Work through the data and report how many lines include the string "Letra", giving the number alone.

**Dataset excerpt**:
---
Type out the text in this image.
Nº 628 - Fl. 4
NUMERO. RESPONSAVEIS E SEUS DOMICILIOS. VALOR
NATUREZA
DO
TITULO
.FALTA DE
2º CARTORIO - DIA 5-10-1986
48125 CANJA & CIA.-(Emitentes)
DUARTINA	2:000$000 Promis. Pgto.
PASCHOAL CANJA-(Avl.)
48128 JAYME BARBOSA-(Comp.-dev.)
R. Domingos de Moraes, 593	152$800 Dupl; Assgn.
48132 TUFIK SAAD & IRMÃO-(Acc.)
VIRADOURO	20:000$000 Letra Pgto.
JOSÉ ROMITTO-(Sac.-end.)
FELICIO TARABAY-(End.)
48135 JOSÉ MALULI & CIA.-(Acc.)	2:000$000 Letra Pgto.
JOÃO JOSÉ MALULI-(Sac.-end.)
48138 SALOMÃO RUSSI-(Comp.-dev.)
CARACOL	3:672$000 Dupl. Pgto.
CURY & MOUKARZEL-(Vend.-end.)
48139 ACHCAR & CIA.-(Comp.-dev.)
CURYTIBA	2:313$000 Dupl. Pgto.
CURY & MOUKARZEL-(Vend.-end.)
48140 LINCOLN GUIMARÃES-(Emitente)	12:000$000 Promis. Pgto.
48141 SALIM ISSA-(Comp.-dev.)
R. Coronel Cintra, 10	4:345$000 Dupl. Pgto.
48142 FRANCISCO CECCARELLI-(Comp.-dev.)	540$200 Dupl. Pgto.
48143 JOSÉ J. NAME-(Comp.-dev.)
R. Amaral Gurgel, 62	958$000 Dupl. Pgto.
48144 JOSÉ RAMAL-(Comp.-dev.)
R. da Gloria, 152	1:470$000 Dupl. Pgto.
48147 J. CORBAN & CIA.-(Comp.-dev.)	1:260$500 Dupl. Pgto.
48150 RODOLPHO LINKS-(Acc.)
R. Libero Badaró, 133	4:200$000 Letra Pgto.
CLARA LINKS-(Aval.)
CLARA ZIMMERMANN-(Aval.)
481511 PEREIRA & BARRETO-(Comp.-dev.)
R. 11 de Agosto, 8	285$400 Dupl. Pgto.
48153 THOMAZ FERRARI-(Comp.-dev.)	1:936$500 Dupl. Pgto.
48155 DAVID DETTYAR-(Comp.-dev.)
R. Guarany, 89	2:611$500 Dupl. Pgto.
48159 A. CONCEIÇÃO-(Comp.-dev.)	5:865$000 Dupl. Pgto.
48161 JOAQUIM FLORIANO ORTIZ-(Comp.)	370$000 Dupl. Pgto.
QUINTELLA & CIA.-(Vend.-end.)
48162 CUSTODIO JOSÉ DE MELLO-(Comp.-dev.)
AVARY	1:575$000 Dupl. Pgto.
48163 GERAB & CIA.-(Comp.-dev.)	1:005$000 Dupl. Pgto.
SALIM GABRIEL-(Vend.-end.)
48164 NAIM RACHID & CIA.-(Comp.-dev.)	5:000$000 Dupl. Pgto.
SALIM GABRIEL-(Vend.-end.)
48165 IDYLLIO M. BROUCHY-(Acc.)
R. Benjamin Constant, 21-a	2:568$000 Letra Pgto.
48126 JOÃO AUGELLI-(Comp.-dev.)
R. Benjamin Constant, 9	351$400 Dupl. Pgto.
---
**OUTPUT OF THE EXERCISE**:
4